Direction
Give the number of lines holding the string "根据佛山市龙光阳光海岸房地产有限公司南庄大道南侧" and nothing more.

Supplied material
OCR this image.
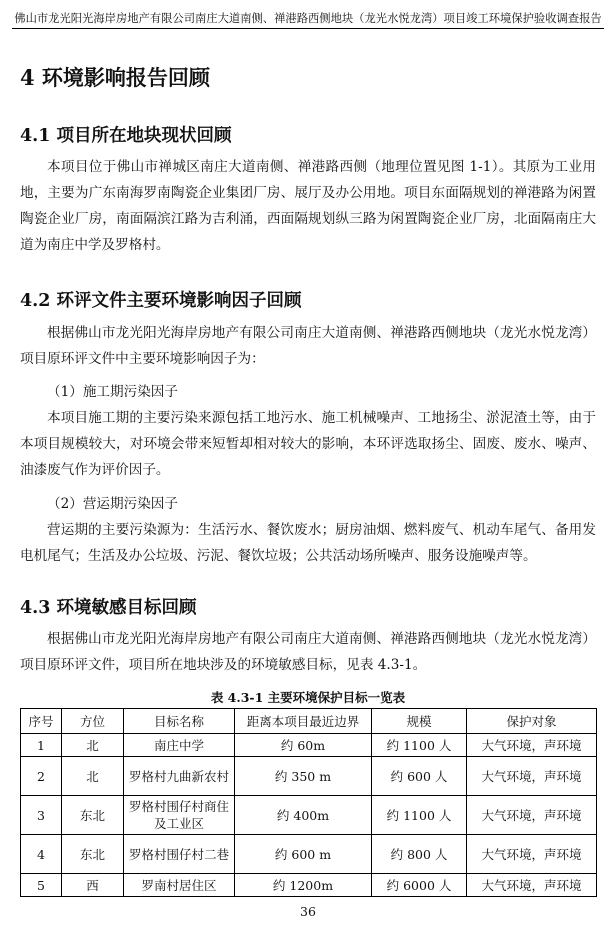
佛山市龙光阳光海岸房地产有限公司南庄大道南侧、禅港路西侧地块（龙光水悦龙湾）项目竣工环境保护验收调查报告
4 环境影响报告回顾
4.1 项目所在地块现状回顾

本项目位于佛山市禅城区南庄大道南侧、禅港路西侧（地理位置见图 1-1）。其原为工业用地，主要为广东南海罗南陶瓷企业集团厂房、展厅及办公用地。项目东面隔规划的禅港路为闲置陶瓷企业厂房，南面隔滨江路为吉利涌，西面隔规划纵三路为闲置陶瓷企业厂房，北面隔南庄大道为南庄中学及罗格村。

4.2 环评文件主要环境影响因子回顾

根据佛山市龙光阳光海岸房地产有限公司南庄大道南侧、禅港路西侧地块（龙光水悦龙湾）项目原环评文件中主要环境影响因子为：

（1）施工期污染因子

本项目施工期的主要污染来源包括工地污水、施工机械噪声、工地扬尘、淤泥渣土等，由于本项目规模较大，对环境会带来短暂却相对较大的影响，本环评选取扬尘、固废、废水、噪声、油漆废气作为评价因子。

（2）营运期污染因子

营运期的主要污染源为：生活污水、餐饮废水；厨房油烟、燃料废气、机动车尾气、备用发电机尾气；生活及办公垃圾、污泥、餐饮垃圾；公共活动场所噪声、服务设施噪声等。

4.3 环境敏感目标回顾

根据佛山市龙光阳光海岸房地产有限公司南庄大道南侧、禅港路西侧地块（龙光水悦龙湾）项目原环评文件，项目所在地块涉及的环境敏感目标，见表 4.3-1。

表 4.3-1 主要环境保护目标一览表
序号	方位	目标名称	距离本项目最近边界	规模	保护对象
1	北	南庄中学	约 60m	约 1100 人	大气环境，声环境
2	北	罗格村九曲新农村	约 350 m	约 600 人	大气环境，声环境
3	东北	罗格村围仔村商住及工业区	约 400m	约 1100 人	大气环境，声环境
4	东北	罗格村围仔村二巷	约 600 m	约 800 人	大气环境，声环境
5	西	罗南村居住区	约 1200m	约 6000 人	大气环境，声环境
36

Problem solution
2